■ **Actions to take**:
**1)** How would you render this sentence from the radio telescope thread in Spanish: "Collected light scales with the square of aperture, but signal to noise ratio only improves with the square root of the number of collected photons."
**2)** Can you extract everything in the radio telescope thread from "China Building World's" down to "but... (Score:5, Informative)", word for word?

(Text excerpt begins)

China Building World's Biggest Radio Telescope 121
Zothecula writes "Since its completion in 1963, the Arecibo Observatory in Puerto Rico, with a diameter of 305 m (1,000 ft) and a collecting area of 73,000 square meters (790,000 sq ft), has been the largest single-aperture radio telescope ever constructed. But Arecibo is set to lose its title with construction now underway in Guizhou Province in southern China of the Five-hundred-meter Aperture Spherical radio Telescope (FAST). Upon its expected completion in 2016, FAST will be able to see more than three times further into space and survey the skies ten times faster than Arecibo."
It's been awhile since astro classes, but... (Score:5, Informative)
Given the 5 to 3 ratio in apertures between the two telescopes, I think that it will be able to "peer" (25/9)^0.5 = 5/3 = 1.67 times "further into space," where "peer" means resolve an object at a given signal to noise ratio. Collected light scales with the square of aperture, but signal to noise ratio only improves with the square root of the number of collected photons. In more useful terms, it should be able to resolve the same thing to the same statistical certainty in 3/5 of the time.

(Text excerpt ends)
(Dataset content begins)

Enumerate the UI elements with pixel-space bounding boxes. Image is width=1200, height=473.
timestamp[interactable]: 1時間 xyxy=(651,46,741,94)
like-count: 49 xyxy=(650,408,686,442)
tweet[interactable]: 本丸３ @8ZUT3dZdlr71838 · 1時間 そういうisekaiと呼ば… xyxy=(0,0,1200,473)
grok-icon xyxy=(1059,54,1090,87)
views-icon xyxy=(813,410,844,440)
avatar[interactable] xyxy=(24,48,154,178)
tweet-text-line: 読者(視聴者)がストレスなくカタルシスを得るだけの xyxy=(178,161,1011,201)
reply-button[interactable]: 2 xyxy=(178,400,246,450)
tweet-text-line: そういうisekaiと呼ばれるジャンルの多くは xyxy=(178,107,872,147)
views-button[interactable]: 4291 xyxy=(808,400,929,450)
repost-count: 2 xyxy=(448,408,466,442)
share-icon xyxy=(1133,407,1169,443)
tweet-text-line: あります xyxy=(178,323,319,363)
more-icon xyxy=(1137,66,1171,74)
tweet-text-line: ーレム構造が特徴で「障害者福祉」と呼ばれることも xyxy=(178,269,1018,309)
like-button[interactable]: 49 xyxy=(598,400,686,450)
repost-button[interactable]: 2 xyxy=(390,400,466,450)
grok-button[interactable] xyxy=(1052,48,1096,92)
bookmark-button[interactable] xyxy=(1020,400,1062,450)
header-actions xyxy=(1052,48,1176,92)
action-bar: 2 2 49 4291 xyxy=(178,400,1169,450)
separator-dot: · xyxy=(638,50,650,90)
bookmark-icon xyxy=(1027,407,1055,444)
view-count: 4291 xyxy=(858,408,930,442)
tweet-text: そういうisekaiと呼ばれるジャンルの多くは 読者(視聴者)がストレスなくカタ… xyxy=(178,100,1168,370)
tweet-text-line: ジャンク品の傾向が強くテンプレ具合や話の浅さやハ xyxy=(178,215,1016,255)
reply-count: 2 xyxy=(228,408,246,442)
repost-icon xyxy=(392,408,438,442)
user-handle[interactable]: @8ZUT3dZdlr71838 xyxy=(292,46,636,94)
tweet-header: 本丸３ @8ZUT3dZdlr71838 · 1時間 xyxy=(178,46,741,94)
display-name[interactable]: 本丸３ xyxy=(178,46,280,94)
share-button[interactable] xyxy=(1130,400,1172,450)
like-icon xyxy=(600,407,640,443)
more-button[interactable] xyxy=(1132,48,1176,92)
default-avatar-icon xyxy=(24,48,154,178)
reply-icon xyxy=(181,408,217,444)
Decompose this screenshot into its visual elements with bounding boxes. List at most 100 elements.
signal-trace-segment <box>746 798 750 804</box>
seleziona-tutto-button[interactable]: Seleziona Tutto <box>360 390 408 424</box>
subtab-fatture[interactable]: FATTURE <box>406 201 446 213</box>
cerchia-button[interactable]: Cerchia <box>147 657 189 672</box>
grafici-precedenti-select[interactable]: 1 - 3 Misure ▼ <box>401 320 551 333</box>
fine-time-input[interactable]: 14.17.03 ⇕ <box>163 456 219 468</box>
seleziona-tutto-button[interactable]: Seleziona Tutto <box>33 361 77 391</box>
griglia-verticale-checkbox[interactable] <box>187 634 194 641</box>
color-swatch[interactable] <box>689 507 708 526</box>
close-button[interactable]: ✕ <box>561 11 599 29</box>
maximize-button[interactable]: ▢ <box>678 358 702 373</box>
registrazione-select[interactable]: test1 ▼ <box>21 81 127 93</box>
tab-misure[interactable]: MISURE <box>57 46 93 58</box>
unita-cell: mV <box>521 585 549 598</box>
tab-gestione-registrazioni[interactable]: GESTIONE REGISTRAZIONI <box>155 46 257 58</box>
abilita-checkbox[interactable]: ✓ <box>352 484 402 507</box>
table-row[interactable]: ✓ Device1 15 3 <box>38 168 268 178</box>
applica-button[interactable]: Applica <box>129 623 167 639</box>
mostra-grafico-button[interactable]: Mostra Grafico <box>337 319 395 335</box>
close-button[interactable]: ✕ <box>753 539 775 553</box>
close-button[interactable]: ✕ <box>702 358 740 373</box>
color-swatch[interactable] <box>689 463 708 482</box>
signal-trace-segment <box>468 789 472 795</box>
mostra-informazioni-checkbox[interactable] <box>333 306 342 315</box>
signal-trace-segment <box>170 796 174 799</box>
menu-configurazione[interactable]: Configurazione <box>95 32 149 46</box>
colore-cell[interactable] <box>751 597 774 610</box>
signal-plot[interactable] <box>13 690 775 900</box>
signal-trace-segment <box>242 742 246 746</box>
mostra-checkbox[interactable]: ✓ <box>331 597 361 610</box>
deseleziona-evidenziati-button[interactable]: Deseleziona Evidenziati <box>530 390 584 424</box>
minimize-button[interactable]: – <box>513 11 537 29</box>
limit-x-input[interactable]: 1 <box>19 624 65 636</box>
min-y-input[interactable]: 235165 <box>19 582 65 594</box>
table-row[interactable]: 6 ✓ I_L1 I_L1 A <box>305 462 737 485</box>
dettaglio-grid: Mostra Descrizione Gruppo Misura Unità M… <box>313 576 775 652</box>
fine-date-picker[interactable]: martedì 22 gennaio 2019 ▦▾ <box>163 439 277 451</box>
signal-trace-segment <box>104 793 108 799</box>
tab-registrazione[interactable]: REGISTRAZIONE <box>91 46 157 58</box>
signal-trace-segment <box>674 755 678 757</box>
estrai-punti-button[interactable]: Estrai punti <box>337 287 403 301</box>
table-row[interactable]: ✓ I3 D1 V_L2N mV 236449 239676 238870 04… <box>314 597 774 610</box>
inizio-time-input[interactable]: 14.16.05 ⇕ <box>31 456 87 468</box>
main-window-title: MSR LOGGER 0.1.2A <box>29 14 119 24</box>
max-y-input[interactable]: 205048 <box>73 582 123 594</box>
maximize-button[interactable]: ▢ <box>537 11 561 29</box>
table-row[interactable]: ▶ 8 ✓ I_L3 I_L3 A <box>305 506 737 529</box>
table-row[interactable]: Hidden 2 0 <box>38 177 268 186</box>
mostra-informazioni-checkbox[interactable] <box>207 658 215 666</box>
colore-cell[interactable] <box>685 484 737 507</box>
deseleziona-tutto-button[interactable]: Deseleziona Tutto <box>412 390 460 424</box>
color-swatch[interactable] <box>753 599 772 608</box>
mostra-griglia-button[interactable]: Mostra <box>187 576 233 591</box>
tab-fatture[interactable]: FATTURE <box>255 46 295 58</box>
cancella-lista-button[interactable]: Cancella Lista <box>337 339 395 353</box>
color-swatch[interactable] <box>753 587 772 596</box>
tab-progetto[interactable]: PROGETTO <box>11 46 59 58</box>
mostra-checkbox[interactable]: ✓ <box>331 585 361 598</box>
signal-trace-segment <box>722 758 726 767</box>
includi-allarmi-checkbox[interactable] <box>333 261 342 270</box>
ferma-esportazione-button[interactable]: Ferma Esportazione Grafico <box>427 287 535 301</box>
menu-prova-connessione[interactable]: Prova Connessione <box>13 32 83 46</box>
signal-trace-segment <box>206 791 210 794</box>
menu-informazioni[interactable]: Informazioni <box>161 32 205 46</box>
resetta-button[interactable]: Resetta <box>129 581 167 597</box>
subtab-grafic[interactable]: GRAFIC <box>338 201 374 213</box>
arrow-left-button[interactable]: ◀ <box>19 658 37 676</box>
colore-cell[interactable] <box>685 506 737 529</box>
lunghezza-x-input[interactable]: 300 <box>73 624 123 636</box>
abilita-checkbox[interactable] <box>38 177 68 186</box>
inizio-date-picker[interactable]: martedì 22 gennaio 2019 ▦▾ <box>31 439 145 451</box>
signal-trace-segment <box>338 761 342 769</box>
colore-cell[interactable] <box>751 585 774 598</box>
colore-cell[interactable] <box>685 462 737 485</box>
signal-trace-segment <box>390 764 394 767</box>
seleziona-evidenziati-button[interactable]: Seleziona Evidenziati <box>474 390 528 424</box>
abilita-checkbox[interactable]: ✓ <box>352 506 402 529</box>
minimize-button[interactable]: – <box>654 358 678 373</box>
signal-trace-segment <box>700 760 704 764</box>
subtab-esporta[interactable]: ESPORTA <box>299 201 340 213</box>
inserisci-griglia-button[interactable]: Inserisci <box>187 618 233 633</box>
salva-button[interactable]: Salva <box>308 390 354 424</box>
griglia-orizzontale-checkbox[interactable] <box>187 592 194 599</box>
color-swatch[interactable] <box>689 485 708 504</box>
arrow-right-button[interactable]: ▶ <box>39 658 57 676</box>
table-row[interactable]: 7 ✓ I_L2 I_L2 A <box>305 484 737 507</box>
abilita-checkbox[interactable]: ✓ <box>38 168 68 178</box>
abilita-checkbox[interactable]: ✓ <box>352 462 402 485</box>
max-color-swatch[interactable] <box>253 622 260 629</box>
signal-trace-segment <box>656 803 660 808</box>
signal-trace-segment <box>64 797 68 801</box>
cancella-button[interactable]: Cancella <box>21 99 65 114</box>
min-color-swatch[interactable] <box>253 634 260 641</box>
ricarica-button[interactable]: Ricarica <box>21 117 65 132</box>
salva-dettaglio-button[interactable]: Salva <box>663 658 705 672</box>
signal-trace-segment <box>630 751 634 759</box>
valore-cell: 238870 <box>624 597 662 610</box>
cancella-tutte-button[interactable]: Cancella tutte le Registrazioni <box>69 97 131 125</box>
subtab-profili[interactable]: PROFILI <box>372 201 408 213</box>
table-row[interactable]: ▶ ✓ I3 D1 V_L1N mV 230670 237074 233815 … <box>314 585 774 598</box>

(Dataset content ends)

■ **Solutions to the tasks**:
**1)** La luz recogida aumenta con el cuadrado de la apertura, pero la relación señal-ruido solo mejora con la raíz cuadrada del número de fotones recogidos.

**2)**
China Building World's Biggest Radio Telescope 121
Zothecula writes "Since its completion in 1963, the Arecibo Observatory in Puerto Rico, with a diameter of 305 m (1,000 ft) and a collecting area of 73,000 square meters (790,000 sq ft), has been the largest single-aperture radio telescope ever constructed. But Arecibo is set to lose its title with construction now underway in Guizhou Province in southern China of the Five-hundred-meter Aperture Spherical radio Telescope (FAST). Upon its expected completion in 2016, FAST will be able to see more than three times further into space and survey the skies ten times faster than Arecibo."
It's been awhile since astro classes, but... (Score:5, Informative)